_DATA TO USE_:
**********

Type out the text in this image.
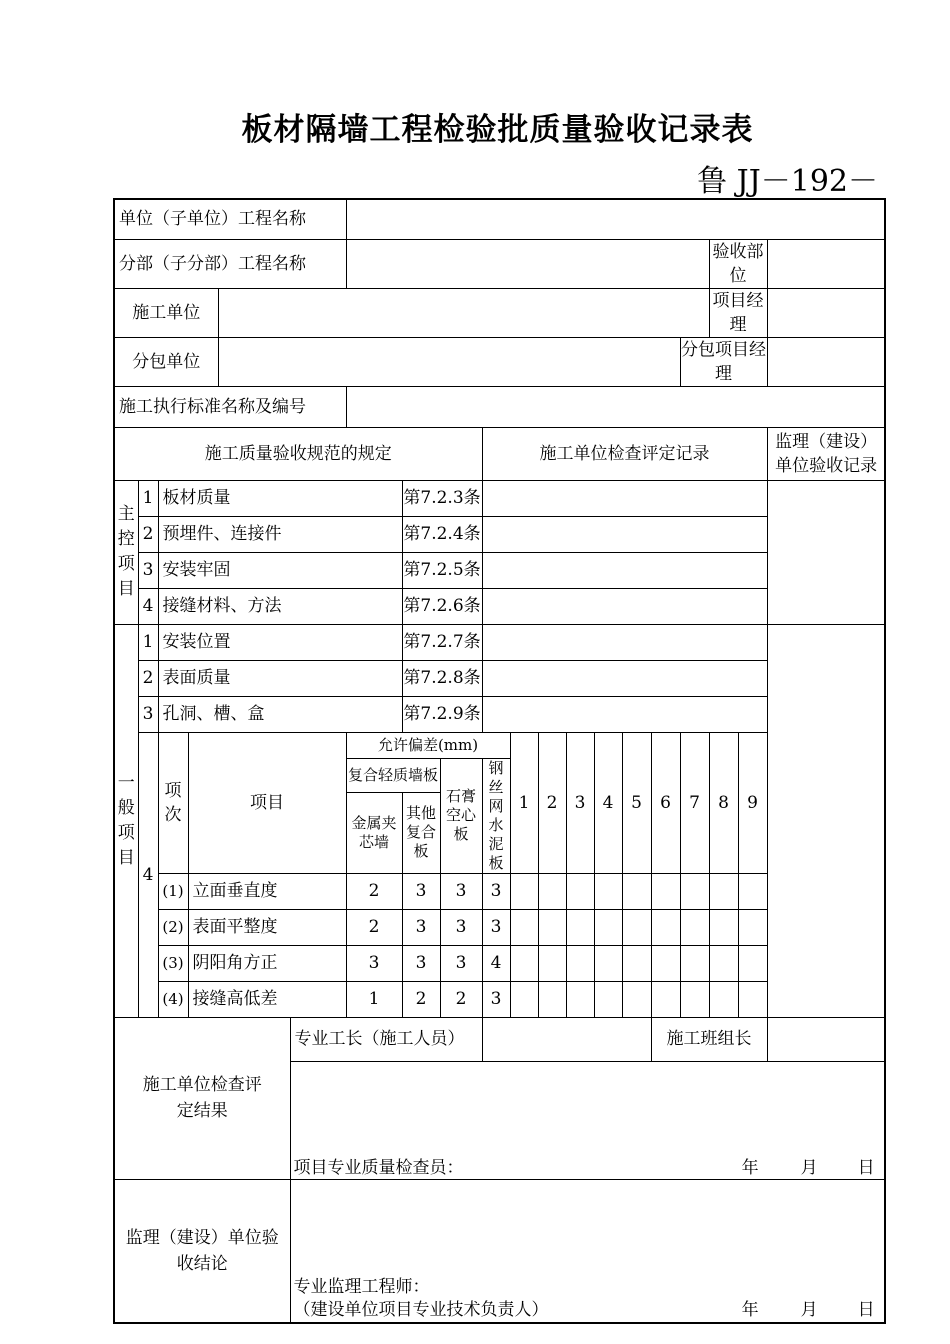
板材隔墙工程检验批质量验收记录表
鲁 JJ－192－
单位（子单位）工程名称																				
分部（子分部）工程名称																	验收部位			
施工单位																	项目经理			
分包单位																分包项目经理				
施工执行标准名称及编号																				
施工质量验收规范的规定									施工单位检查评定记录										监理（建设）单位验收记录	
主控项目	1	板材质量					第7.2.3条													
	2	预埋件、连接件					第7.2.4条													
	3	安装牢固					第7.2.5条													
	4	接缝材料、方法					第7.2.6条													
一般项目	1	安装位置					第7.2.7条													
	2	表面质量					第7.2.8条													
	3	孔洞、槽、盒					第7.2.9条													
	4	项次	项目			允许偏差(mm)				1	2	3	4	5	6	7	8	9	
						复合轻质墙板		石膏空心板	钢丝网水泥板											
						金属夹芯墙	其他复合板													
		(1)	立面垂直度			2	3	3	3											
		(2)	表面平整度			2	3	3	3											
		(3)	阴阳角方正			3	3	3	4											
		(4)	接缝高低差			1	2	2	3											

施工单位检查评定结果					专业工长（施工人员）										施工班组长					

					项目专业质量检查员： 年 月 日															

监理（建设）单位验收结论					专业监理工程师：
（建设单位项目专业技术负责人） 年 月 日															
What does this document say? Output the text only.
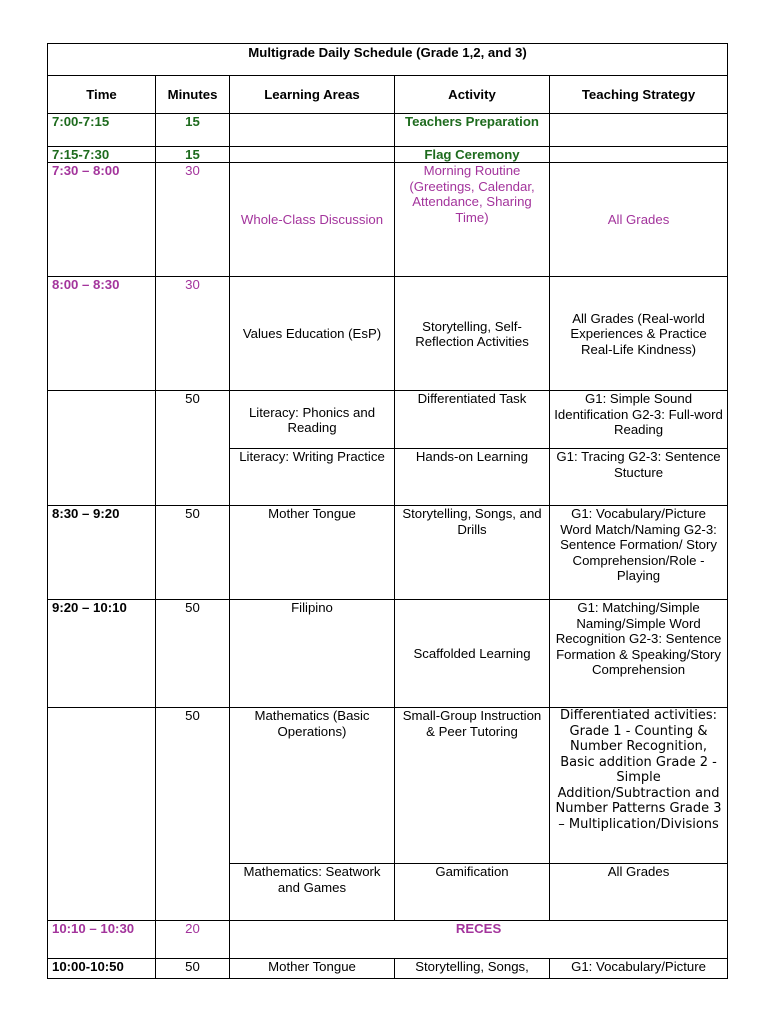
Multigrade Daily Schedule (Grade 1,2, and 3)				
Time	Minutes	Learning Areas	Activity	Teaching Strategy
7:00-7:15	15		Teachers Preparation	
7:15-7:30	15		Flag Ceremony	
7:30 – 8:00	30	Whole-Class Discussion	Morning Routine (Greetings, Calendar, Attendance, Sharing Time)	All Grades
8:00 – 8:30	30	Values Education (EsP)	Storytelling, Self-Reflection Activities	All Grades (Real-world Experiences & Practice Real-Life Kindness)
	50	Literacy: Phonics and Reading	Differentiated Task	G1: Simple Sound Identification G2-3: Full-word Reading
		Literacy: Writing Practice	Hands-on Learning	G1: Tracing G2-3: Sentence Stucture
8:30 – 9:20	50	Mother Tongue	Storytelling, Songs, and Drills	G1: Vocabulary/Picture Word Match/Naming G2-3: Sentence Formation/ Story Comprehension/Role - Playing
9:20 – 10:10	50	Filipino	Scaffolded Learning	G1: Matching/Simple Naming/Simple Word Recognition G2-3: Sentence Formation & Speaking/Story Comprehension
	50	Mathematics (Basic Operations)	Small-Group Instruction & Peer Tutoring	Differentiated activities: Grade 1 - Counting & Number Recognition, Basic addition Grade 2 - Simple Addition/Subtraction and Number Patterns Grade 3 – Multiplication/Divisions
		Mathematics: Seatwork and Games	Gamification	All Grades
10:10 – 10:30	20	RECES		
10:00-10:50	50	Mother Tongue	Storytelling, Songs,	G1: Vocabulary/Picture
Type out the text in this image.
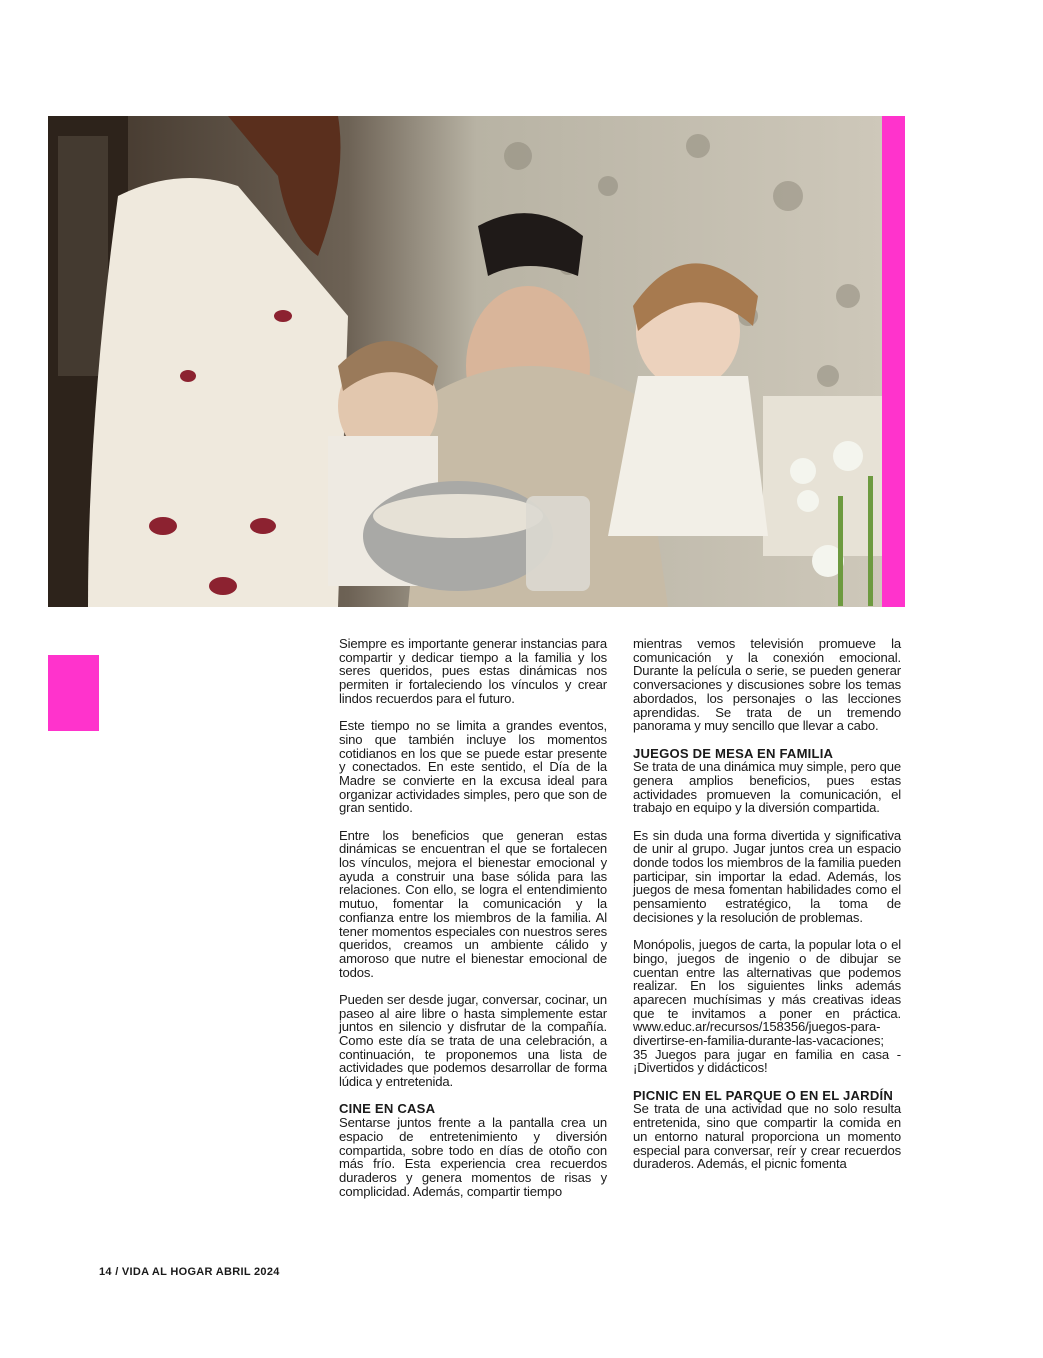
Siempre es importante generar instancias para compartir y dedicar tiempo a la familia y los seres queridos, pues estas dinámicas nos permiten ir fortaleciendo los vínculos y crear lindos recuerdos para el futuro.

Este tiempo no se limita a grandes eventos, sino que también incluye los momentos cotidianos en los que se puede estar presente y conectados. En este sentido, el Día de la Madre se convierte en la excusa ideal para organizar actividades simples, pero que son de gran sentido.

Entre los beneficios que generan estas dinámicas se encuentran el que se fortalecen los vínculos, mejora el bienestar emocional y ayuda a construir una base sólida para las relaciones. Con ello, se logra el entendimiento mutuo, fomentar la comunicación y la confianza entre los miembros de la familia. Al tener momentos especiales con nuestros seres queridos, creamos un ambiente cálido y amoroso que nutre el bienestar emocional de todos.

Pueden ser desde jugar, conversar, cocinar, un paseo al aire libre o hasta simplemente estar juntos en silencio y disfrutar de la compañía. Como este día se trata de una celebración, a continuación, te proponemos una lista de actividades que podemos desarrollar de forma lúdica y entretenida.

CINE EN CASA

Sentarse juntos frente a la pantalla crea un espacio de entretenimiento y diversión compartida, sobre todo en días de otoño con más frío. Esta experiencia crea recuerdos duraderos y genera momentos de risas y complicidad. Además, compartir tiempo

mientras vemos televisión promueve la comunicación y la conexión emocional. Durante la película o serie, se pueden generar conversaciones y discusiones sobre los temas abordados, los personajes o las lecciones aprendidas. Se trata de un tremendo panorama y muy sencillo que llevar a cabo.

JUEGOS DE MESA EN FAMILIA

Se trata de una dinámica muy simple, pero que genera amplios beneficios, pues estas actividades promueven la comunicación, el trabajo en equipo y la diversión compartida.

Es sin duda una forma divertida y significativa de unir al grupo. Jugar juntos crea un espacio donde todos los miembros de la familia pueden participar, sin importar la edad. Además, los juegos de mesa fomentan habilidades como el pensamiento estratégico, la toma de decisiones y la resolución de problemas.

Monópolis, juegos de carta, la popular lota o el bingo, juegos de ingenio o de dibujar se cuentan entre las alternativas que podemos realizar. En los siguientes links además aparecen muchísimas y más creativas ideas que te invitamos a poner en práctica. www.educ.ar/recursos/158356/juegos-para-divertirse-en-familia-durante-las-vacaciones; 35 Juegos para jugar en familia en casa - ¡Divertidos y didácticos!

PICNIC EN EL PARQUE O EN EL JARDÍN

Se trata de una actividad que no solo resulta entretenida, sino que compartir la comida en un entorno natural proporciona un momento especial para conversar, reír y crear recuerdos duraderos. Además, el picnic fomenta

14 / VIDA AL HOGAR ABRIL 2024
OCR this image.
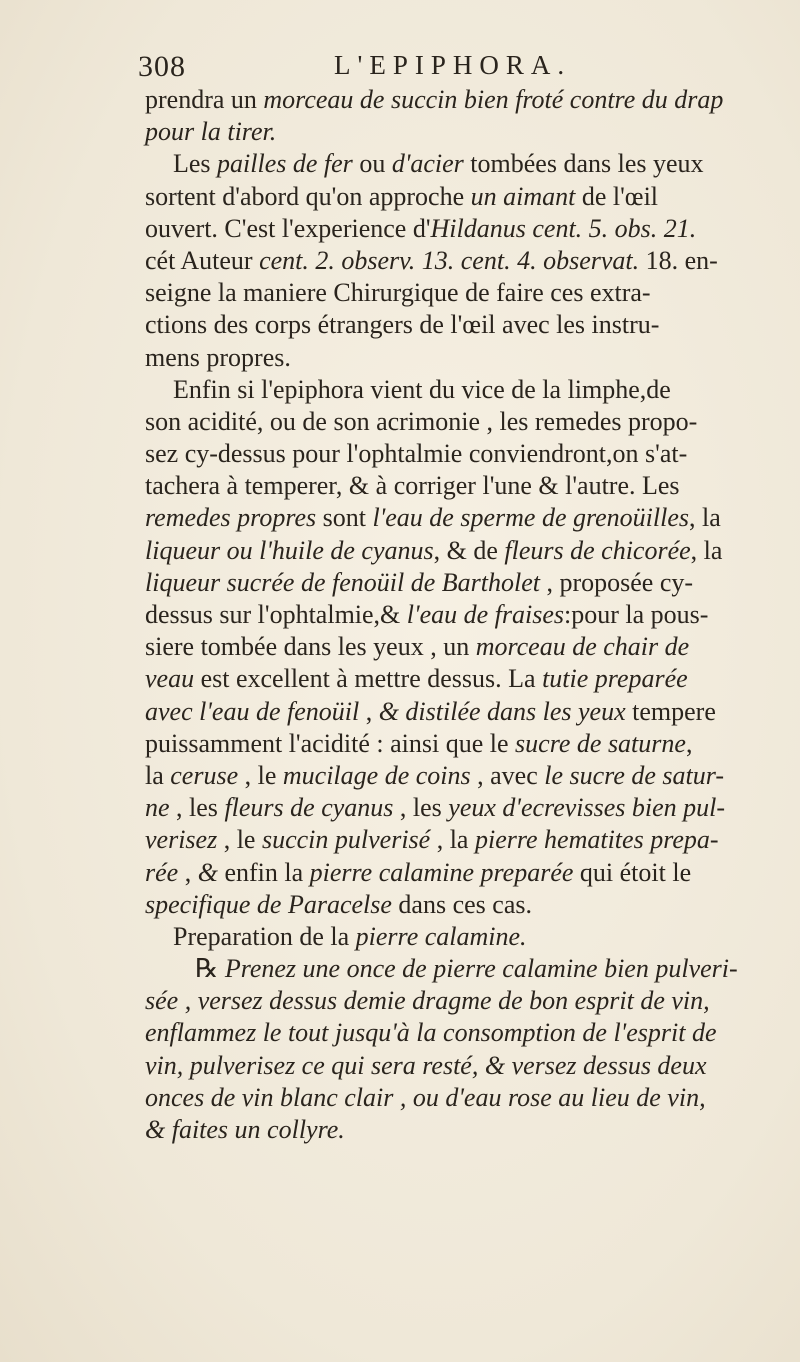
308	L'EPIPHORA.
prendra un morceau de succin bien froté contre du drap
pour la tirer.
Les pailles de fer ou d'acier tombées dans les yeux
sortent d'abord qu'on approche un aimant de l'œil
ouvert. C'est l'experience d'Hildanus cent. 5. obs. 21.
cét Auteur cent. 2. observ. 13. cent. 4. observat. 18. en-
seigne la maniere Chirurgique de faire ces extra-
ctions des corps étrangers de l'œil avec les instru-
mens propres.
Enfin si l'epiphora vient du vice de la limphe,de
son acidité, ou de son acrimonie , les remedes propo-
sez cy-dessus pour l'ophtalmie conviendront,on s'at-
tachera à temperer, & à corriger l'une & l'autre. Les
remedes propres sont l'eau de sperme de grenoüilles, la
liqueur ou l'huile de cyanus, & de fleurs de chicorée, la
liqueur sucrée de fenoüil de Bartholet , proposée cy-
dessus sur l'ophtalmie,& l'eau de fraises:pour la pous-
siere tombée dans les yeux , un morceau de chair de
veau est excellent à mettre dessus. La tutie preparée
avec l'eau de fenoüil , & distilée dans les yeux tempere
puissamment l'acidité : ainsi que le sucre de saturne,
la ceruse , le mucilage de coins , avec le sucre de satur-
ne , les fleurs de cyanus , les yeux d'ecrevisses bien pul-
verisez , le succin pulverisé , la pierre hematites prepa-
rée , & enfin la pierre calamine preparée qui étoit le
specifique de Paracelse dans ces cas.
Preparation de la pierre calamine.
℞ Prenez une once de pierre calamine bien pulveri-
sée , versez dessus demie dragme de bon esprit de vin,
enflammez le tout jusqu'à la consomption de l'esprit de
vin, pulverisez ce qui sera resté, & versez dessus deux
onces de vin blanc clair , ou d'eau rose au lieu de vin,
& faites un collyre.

**********

_STATED TASK_:
Among the entries above, how many lines hold the string "este"? Give the number by itself.

_EXERCISE RESPONSE_:
2